EXERCISE INPUT:
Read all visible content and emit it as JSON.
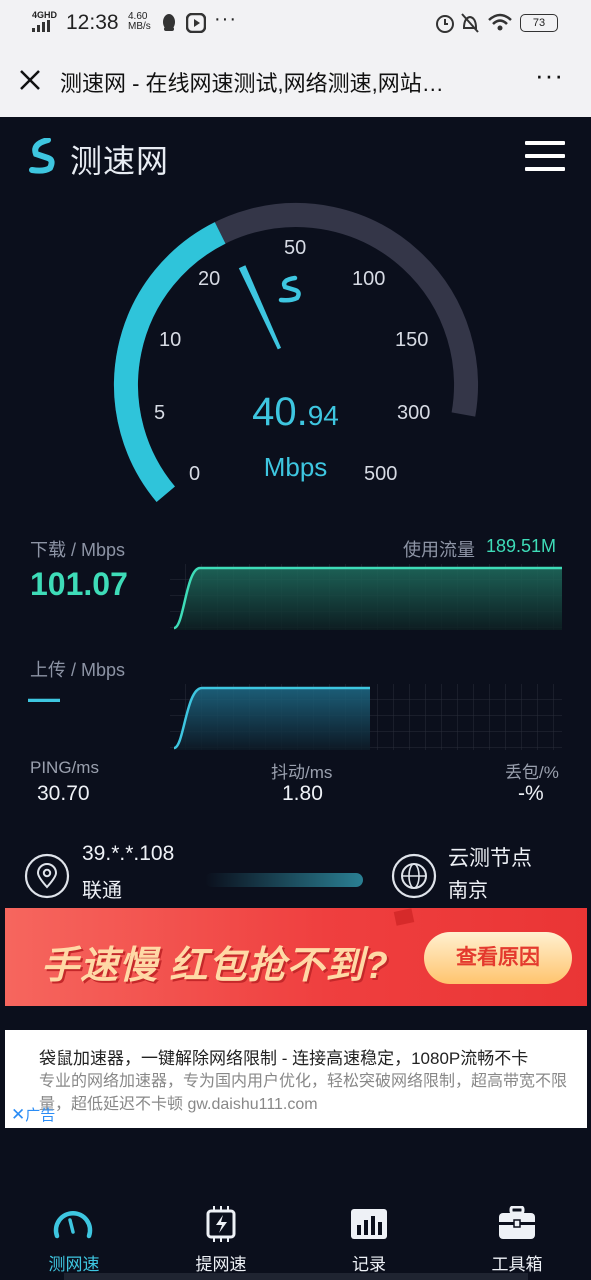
{
  "status_bar": {
    "network": "4GHD",
    "time": "12:38",
    "speed_value": "4.60",
    "speed_unit": "MB/s",
    "more_indicator": "···",
    "battery": "73"
  },
  "browser": {
    "title": "测速网 - 在线网速测试,网络测速,网站…",
    "more": "···"
  },
  "header": {
    "logo_text": "测速网"
  },
  "gauge": {
    "ticks": [
      "0",
      "5",
      "10",
      "20",
      "50",
      "100",
      "150",
      "300",
      "500"
    ],
    "speed_int": "40.",
    "speed_dec": "94",
    "unit": "Mbps",
    "progress_fraction": 0.45,
    "needle_value": 44
  },
  "download": {
    "label": "下载 / Mbps",
    "value": "101.07",
    "usage_label": "使用流量",
    "usage_value": "189.51M"
  },
  "upload": {
    "label": "上传 / Mbps",
    "value": "—"
  },
  "stats": {
    "ping_label": "PING/ms",
    "ping_value": "30.70",
    "jitter_label": "抖动/ms",
    "jitter_value": "1.80",
    "loss_label": "丢包/%",
    "loss_value": "-%"
  },
  "connection": {
    "ip": "39.*.*.108",
    "isp": "联通",
    "node_label": "云测节点",
    "node_city": "南京"
  },
  "banner": {
    "text": "手速慢 红包抢不到?",
    "button": "查看原因"
  },
  "ad": {
    "line1": "袋鼠加速器，一键解除网络限制 - 连接高速稳定，1080P流畅不卡",
    "line2": "专业的网络加速器，专为国内用户优化，轻松突破网络限制，超高带宽不限量，超低延迟不卡顿 gw.daishu111.com",
    "tag": "广告"
  },
  "tabs": [
    {
      "label": "测网速",
      "icon": "speedometer-icon",
      "active": true
    },
    {
      "label": "提网速",
      "icon": "chip-icon",
      "active": false
    },
    {
      "label": "记录",
      "icon": "bar-chart-icon",
      "active": false
    },
    {
      "label": "工具箱",
      "icon": "toolbox-icon",
      "active": false
    }
  ],
  "colors": {
    "accent": "#3ec6e0",
    "download": "#3edcb8",
    "background": "#0b0f1c"
  }
}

OBJECTIVE:
Lines holding the word "Mbps" in the entries above are the ones to pull out. Copy them all.

FULL ANSWER:
    "unit": "Mbps",
    "label": "下载 / Mbps",
    "label": "上传 / Mbps",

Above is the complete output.